## Instructions for the task
Would you please return every line from the listing that contains the word "heading"?

--------

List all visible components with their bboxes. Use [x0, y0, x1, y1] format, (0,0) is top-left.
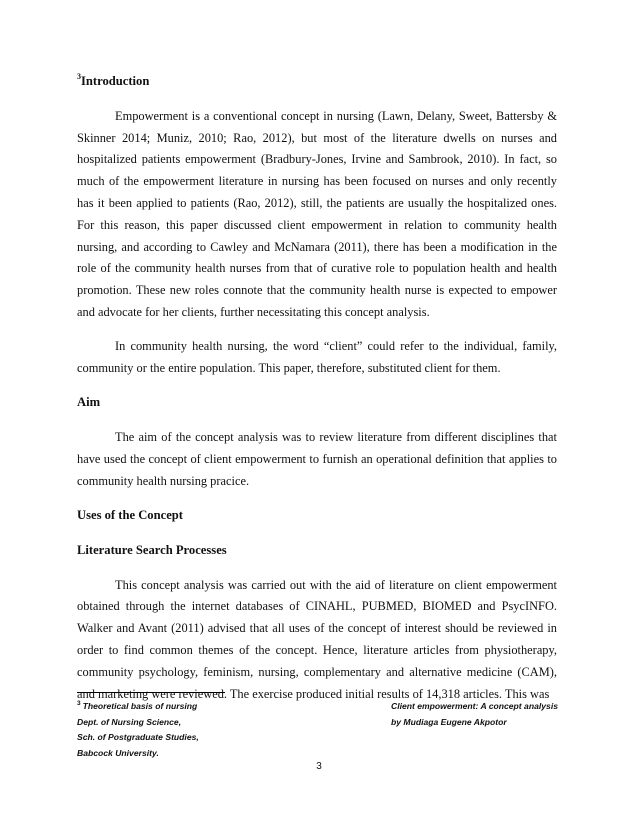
footnote-marker: 3: [77, 72, 81, 81]
footnote-left-line3: Sch. of Postgraduate Studies,: [77, 732, 199, 742]
heading-aim: Aim: [77, 395, 101, 410]
footnote-right-line1: Client empowerment: A concept analysis: [391, 701, 558, 711]
footnote-left-line4: Babcock University.: [77, 747, 159, 758]
footnote-left-line2: Dept. of Nursing Science,: [77, 716, 182, 727]
heading-uses: Uses of the Concept: [77, 508, 183, 523]
paragraph-intro-2: In community health nursing, the word “client” could refer to the individual, family, community or the entire population. This paper, therefore, substituted client for them.: [77, 339, 557, 376]
paragraph-intro-1: Empowerment is a conventional concept in nursing (Lawn, Delany, Sweet, Battersby & Skinner 2014; Muniz, 2010; Rao, 2012), but most of the literature dwells on nurses and hospitalized patients empowerment (Bradbury-Jones, Irvine and Sambrook, 2010). In fact, so much of the empowerment literature in nursing has been focused on nurses and only recently has it been applied to patients (Rao, 2012), still, the patients are usually the hospitalized ones. For this reason, this paper discussed client empowerment in relation to community health nursing, and according to Cawley and McNamara (2011), there has been a modification in the role of the community health nurses from that of curative role to population health and health promotion. These new roles connote that the community health nurse is expected to empower and advocate for her clients, further necessitating this concept analysis.: [77, 108, 557, 319]
paragraph-search: This concept analysis was carried out with the aid of literature on client empowerment obtained through the internet databases of CINAHL, PUBMED, BIOMED and PsycINFO. Walker and Avant (2011) advised that all uses of the concept of interest should be reviewed in order to find common themes of the concept. Hence, literature articles from physiotherapy, community psychology, feminism, nursing, complementary and alternative medicine (CAM), and marketing were reviewed. The exercise produced initial results of 14,318 articles. This was: [77, 577, 557, 701]
body-text: [77, 71, 557, 718]
heading-literature-search: Literature Search Processes: [77, 542, 227, 557]
paragraph-aim: The aim of the concept analysis was to review literature from different disciplines that have used the concept of client empowerment to furnish an operational definition that applies to community health nursing pracice.: [77, 430, 557, 488]
heading-introduction: $^3$Introduction: [77, 72, 150, 88]
footnote-right-line2: by Mudiaga Eugene Akpotor: [391, 716, 507, 727]
footnote-left-marker: 3: [77, 700, 81, 707]
footnote-left: [77, 699, 199, 761]
footnote-right: [391, 699, 558, 730]
footnote-divider: [77, 692, 225, 693]
footnote-left-line1: Theoretical basis of nursing: [82, 701, 198, 711]
page-number: 3: [316, 761, 322, 772]
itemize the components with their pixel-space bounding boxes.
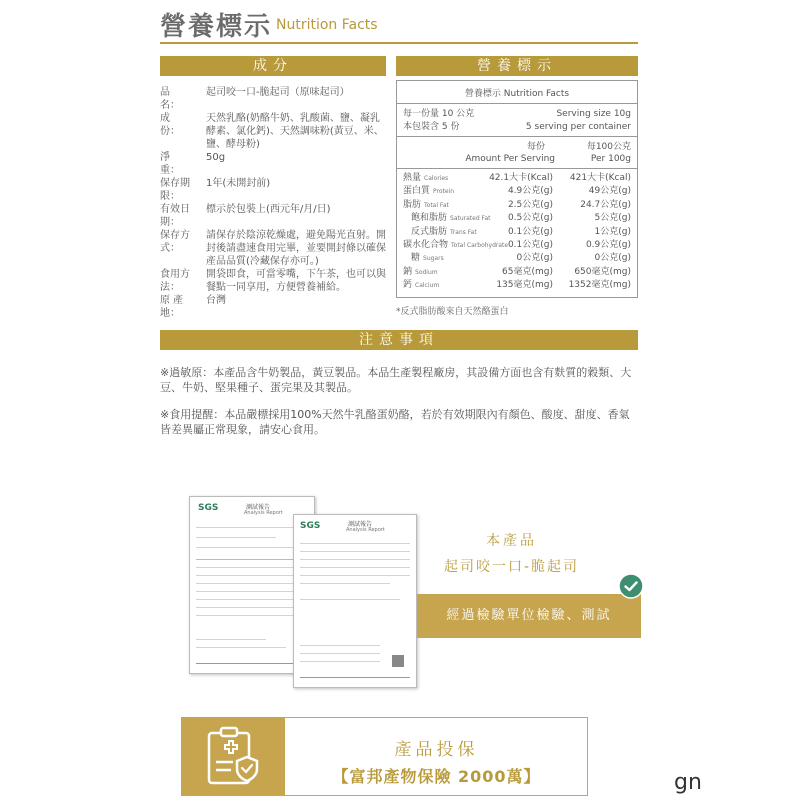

--------

## Exercise result
heading-aim: Aim: [77, 395, 101, 410]
heading-uses: Uses of the Concept: [77, 508, 183, 523]
heading-literature-search: Literature Search Processes: [77, 542, 227, 557]
heading-introduction: $^3$Introduction: [77, 72, 150, 88]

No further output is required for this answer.